§ **Aim**
Pick out every line that holds the string "With" and copy it.
--- Begin Information shown ---
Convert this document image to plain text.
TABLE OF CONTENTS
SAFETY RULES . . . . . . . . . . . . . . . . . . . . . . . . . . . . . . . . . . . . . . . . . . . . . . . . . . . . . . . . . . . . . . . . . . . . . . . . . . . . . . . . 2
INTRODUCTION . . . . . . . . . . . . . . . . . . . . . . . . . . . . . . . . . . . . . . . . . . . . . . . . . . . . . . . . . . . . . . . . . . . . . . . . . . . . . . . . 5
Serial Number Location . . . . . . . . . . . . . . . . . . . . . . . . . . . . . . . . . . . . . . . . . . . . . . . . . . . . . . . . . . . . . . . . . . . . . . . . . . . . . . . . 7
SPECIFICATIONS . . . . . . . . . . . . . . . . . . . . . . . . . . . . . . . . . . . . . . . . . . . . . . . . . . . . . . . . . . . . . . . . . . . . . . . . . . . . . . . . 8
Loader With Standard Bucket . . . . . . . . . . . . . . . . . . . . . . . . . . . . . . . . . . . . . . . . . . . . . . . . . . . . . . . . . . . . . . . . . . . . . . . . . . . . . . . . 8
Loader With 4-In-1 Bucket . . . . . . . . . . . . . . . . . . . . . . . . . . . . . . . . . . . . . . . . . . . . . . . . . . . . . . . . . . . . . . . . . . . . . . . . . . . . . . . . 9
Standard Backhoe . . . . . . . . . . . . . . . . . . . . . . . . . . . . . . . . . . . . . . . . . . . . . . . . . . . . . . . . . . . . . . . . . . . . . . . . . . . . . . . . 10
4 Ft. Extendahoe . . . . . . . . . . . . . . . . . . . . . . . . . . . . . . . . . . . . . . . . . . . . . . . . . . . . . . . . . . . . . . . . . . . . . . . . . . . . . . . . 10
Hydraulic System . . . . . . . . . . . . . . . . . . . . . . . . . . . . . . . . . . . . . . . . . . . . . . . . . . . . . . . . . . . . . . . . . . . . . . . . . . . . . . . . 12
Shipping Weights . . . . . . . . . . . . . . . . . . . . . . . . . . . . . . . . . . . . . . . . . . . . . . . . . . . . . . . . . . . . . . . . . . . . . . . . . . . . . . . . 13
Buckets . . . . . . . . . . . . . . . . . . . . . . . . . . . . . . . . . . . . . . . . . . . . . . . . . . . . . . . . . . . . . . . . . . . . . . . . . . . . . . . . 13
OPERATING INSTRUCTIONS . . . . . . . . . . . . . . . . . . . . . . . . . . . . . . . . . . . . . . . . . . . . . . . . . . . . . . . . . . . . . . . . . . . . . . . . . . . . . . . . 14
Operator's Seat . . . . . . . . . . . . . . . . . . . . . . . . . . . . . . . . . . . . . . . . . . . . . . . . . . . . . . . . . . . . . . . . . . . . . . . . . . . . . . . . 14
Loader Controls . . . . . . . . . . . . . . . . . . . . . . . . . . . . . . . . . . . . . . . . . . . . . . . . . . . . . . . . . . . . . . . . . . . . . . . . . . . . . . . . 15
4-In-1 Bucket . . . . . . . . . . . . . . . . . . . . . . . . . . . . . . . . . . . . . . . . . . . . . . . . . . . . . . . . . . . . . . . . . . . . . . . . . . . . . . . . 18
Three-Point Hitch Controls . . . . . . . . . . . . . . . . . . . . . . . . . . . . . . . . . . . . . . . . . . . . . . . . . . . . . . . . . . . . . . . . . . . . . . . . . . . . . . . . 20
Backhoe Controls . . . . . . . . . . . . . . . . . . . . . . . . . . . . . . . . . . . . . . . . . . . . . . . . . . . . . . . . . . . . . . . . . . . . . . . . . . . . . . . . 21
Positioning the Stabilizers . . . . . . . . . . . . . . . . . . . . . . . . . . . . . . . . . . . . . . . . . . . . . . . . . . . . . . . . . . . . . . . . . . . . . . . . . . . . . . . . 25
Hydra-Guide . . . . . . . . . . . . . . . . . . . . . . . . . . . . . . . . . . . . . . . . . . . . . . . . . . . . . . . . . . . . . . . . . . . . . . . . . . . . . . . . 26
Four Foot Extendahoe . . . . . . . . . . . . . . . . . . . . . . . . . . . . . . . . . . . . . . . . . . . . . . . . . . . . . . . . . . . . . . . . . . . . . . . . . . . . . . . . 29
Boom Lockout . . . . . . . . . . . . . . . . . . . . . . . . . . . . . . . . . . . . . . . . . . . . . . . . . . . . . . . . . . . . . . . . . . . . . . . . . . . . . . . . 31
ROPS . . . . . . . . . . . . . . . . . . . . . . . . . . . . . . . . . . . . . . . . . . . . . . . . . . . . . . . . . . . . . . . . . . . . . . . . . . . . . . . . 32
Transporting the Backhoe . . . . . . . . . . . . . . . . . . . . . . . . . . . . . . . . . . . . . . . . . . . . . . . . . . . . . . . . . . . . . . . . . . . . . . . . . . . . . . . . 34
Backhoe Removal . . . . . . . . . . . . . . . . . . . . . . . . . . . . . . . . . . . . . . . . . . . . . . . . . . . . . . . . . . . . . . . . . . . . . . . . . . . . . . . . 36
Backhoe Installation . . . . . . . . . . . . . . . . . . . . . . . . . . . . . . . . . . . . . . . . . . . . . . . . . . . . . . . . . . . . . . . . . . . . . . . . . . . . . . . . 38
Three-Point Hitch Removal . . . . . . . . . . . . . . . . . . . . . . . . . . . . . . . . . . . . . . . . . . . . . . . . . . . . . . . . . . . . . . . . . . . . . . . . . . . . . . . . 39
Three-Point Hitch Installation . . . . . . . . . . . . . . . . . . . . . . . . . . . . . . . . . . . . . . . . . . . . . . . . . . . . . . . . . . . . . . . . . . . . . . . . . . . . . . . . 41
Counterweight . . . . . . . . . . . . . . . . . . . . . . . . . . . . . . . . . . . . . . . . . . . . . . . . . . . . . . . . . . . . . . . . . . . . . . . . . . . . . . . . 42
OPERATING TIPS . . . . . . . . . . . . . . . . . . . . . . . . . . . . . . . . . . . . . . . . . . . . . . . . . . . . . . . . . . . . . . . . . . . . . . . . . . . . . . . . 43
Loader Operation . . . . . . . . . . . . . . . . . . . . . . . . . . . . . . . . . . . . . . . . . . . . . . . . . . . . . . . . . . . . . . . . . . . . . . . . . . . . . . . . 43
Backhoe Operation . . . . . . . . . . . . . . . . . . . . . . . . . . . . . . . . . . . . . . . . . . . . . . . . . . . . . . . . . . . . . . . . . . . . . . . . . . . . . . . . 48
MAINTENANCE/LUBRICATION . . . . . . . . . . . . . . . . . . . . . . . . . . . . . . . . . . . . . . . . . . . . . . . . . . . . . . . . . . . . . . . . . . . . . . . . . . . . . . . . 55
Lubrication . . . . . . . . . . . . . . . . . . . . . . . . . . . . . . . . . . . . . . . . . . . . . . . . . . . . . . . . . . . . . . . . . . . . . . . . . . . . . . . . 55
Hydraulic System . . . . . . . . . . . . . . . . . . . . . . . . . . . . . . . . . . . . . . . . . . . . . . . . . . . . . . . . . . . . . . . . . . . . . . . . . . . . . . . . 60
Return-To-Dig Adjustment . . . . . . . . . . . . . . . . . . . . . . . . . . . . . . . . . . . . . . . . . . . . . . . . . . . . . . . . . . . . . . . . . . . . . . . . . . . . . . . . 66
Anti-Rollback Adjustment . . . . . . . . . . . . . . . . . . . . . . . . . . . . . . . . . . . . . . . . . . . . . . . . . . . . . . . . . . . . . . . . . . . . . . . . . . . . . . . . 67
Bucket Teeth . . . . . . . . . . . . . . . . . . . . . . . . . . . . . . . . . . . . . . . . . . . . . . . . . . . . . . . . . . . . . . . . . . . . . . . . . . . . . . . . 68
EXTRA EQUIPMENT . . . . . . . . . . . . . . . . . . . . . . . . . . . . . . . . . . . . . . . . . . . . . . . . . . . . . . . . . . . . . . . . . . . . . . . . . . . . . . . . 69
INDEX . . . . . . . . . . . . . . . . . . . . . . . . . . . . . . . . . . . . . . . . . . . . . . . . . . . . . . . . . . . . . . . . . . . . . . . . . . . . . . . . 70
--- End Information shown ---
§ **Finished task**
Loader With Standard Bucket . . . . . . . . . . . . . . . . . . . . . . . . . . . . . . . . . . . . . . . . . . . . . . . . . . . . . . . . . . . . . . . . . . . . . . . . . . . . . . . . 8
Loader With 4-In-1 Bucket . . . . . . . . . . . . . . . . . . . . . . . . . . . . . . . . . . . . . . . . . . . . . . . . . . . . . . . . . . . . . . . . . . . . . . . . . . . . . . . . 9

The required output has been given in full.